TASK DIRECTIONS => Copy out every line exactly, passing over the pictures.

RECORDS PROVIDED =>

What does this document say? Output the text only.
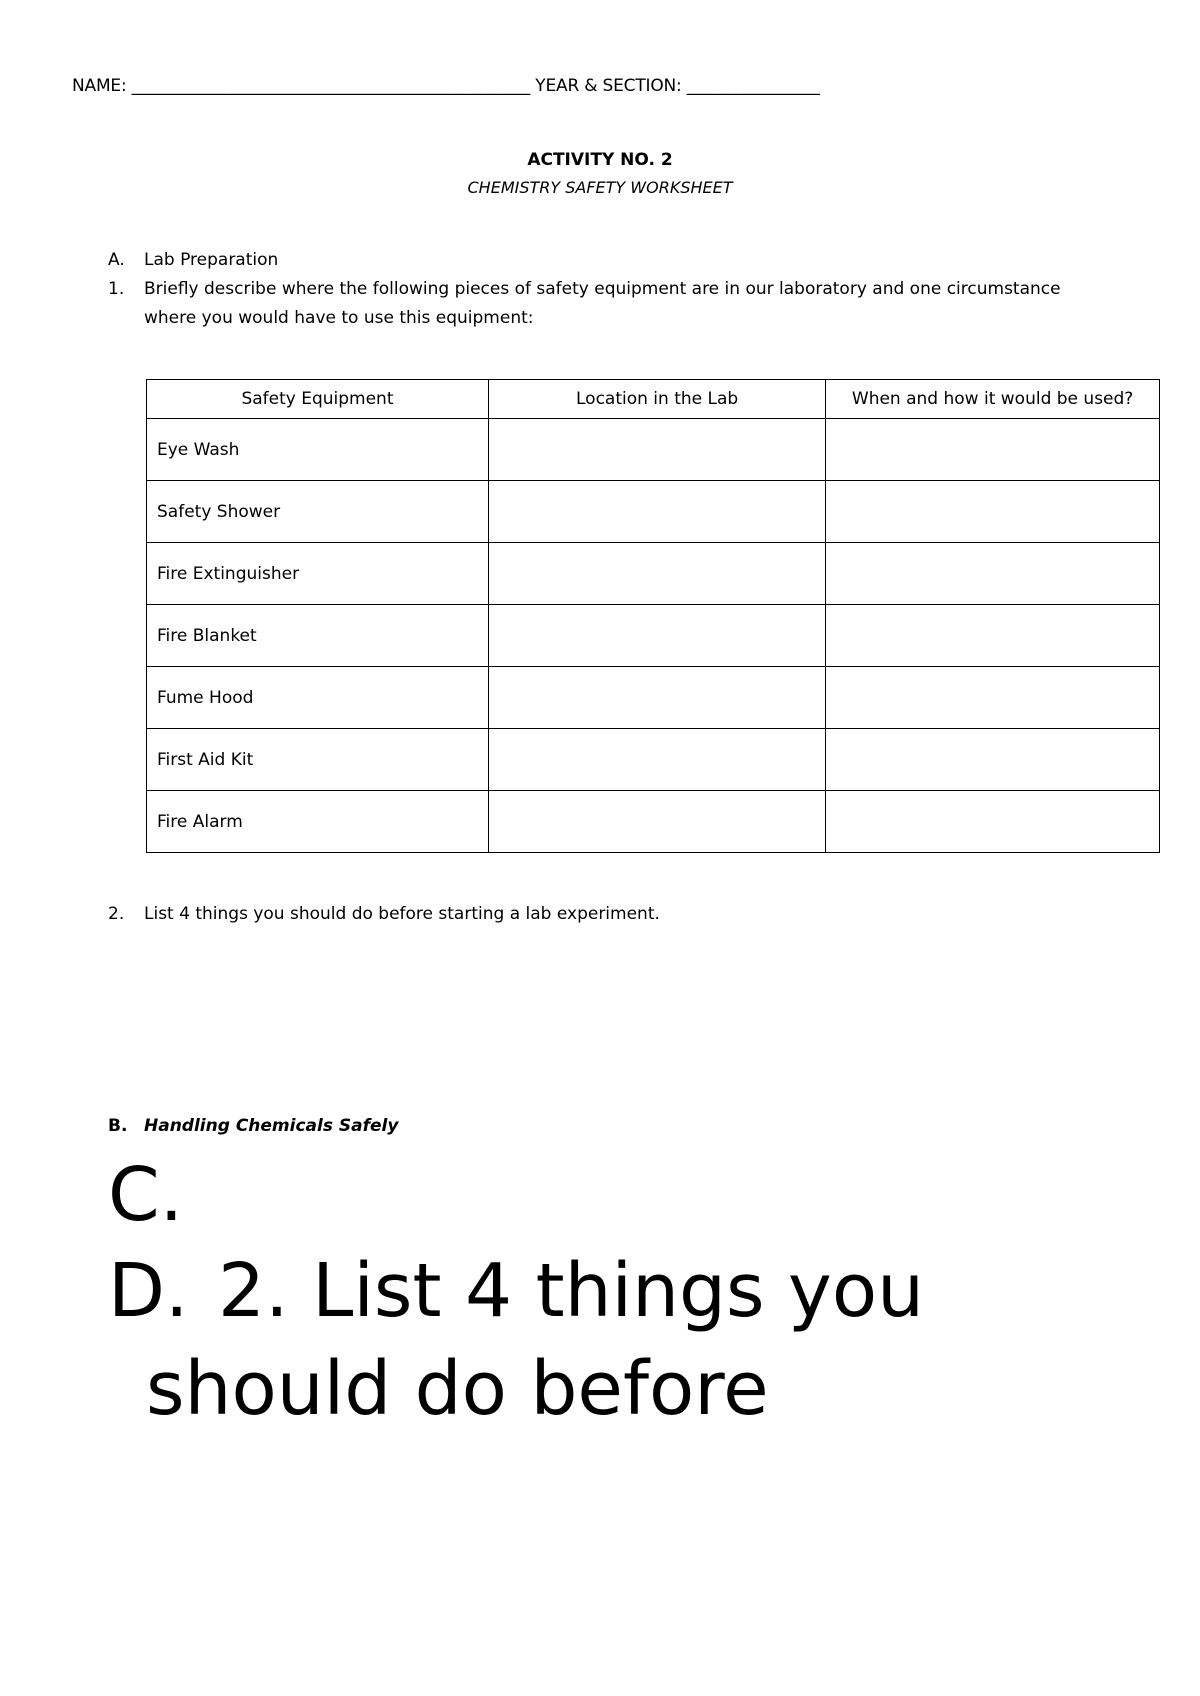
NAME: ________________________________________________ YEAR & SECTION: ________________
ACTIVITY NO. 2
CHEMISTRY SAFETY WORKSHEET
A. Lab Preparation
1. Briefly describe where the following pieces of safety equipment are in our laboratory and one circumstance
where you would have to use this equipment:
Safety Equipment	Location in the Lab	When and how it would be used?
Eye Wash		
Safety Shower		
Fire Extinguisher		
Fire Blanket		
Fume Hood		
First Aid Kit		
Fire Alarm		
2. List 4 things you should do before starting a lab experiment.
B. Handling Chemicals Safely
C.
D. 2. List 4 things you
should do before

ANSWER BELOW =>
What does this document say? Output the text only.
NAME: ________________________________________________ YEAR & SECTION: ________________
ACTIVITY NO. 2
CHEMISTRY SAFETY WORKSHEET
A. Lab Preparation
1. Briefly describe where the following pieces of safety equipment are in our laboratory and one circumstance
where you would have to use this equipment:
Safety Equipment	Location in the Lab	When and how it would be used?
Eye Wash		
Safety Shower		
Fire Extinguisher		
Fire Blanket		
Fume Hood		
First Aid Kit		
Fire Alarm		
2. List 4 things you should do before starting a lab experiment.
B. Handling Chemicals Safely
C.
D. 2. List 4 things you
should do before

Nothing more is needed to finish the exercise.